> Problem requirements
Word for word, repeat the entries, minus the pictures.

Saved entries:
◆ ◆ ◆
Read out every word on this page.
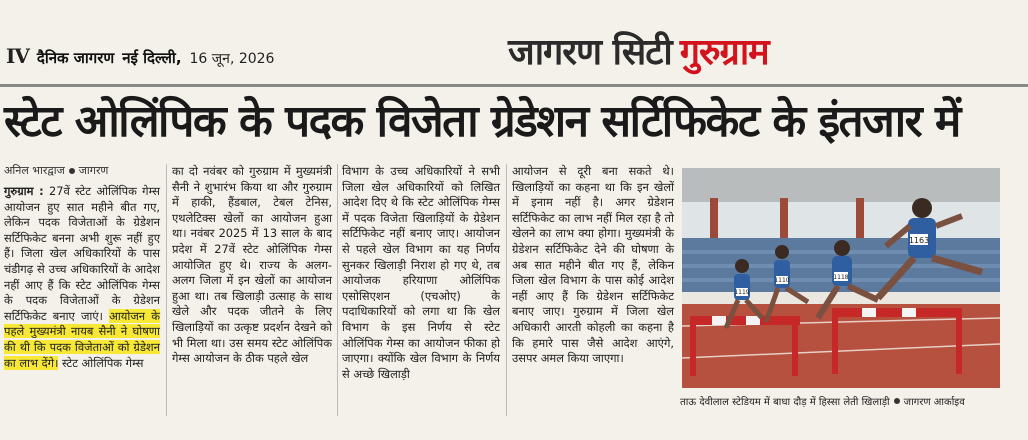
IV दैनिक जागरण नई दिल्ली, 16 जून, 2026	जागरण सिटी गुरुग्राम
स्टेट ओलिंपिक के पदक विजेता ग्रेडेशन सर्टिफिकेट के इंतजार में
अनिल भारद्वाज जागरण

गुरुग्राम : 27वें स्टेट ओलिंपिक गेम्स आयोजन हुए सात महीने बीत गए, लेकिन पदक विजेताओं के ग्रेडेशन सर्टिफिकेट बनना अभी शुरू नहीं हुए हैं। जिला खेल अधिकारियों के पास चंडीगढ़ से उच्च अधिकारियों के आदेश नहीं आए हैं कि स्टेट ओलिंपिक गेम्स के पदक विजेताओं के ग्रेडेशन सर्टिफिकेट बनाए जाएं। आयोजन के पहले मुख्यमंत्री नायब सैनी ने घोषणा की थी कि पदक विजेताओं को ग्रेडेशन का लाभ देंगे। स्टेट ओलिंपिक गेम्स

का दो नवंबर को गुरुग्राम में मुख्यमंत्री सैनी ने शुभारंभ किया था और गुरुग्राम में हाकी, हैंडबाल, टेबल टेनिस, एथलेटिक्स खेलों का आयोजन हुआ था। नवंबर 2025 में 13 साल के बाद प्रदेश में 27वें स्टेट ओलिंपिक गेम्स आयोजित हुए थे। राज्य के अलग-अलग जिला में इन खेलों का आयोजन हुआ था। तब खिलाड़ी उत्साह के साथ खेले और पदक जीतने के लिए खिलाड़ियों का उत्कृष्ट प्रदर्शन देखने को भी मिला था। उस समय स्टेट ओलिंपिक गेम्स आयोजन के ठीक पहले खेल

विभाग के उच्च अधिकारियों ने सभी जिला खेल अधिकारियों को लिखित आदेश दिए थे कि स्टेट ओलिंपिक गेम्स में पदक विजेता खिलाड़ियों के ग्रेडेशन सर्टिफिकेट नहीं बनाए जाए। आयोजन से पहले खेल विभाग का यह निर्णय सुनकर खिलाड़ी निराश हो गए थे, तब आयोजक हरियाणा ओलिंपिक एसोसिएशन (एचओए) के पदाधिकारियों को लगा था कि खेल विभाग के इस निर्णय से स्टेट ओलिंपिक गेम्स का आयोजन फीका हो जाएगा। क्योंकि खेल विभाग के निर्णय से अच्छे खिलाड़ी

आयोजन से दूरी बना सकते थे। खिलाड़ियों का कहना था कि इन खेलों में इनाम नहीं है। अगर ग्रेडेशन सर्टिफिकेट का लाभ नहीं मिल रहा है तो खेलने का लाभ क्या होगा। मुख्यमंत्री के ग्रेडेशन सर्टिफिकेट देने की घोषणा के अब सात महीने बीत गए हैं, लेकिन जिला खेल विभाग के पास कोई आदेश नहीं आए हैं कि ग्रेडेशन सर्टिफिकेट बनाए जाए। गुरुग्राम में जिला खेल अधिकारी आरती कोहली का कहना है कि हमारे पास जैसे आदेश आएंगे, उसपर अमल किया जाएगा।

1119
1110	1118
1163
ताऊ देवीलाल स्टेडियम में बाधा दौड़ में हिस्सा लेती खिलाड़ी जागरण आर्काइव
◆ ◆ ◆
> The result
Read out every word on this page.
IV दैनिक जागरण नई दिल्ली, 16 जून, 2026	जागरण सिटी गुरुग्राम
स्टेट ओलिंपिक के पदक विजेता ग्रेडेशन सर्टिफिकेट के इंतजार में
अनिल भारद्वाज जागरण

गुरुग्राम : 27वें स्टेट ओलिंपिक गेम्स आयोजन हुए सात महीने बीत गए, लेकिन पदक विजेताओं के ग्रेडेशन सर्टिफिकेट बनना अभी शुरू नहीं हुए हैं। जिला खेल अधिकारियों के पास चंडीगढ़ से उच्च अधिकारियों के आदेश नहीं आए हैं कि स्टेट ओलिंपिक गेम्स के पदक विजेताओं के ग्रेडेशन सर्टिफिकेट बनाए जाएं। आयोजन के पहले मुख्यमंत्री नायब सैनी ने घोषणा की थी कि पदक विजेताओं को ग्रेडेशन का लाभ देंगे। स्टेट ओलिंपिक गेम्स

का दो नवंबर को गुरुग्राम में मुख्यमंत्री सैनी ने शुभारंभ किया था और गुरुग्राम में हाकी, हैंडबाल, टेबल टेनिस, एथलेटिक्स खेलों का आयोजन हुआ था। नवंबर 2025 में 13 साल के बाद प्रदेश में 27वें स्टेट ओलिंपिक गेम्स आयोजित हुए थे। राज्य के अलग-अलग जिला में इन खेलों का आयोजन हुआ था। तब खिलाड़ी उत्साह के साथ खेले और पदक जीतने के लिए खिलाड़ियों का उत्कृष्ट प्रदर्शन देखने को भी मिला था। उस समय स्टेट ओलिंपिक गेम्स आयोजन के ठीक पहले खेल

विभाग के उच्च अधिकारियों ने सभी जिला खेल अधिकारियों को लिखित आदेश दिए थे कि स्टेट ओलिंपिक गेम्स में पदक विजेता खिलाड़ियों के ग्रेडेशन सर्टिफिकेट नहीं बनाए जाए। आयोजन से पहले खेल विभाग का यह निर्णय सुनकर खिलाड़ी निराश हो गए थे, तब आयोजक हरियाणा ओलिंपिक एसोसिएशन (एचओए) के पदाधिकारियों को लगा था कि खेल विभाग के इस निर्णय से स्टेट ओलिंपिक गेम्स का आयोजन फीका हो जाएगा। क्योंकि खेल विभाग के निर्णय से अच्छे खिलाड़ी

आयोजन से दूरी बना सकते थे। खिलाड़ियों का कहना था कि इन खेलों में इनाम नहीं है। अगर ग्रेडेशन सर्टिफिकेट का लाभ नहीं मिल रहा है तो खेलने का लाभ क्या होगा। मुख्यमंत्री के ग्रेडेशन सर्टिफिकेट देने की घोषणा के अब सात महीने बीत गए हैं, लेकिन जिला खेल विभाग के पास कोई आदेश नहीं आए हैं कि ग्रेडेशन सर्टिफिकेट बनाए जाए। गुरुग्राम में जिला खेल अधिकारी आरती कोहली का कहना है कि हमारे पास जैसे आदेश आएंगे, उसपर अमल किया जाएगा।

1119
1110	1118
1163
ताऊ देवीलाल स्टेडियम में बाधा दौड़ में हिस्सा लेती खिलाड़ी जागरण आर्काइव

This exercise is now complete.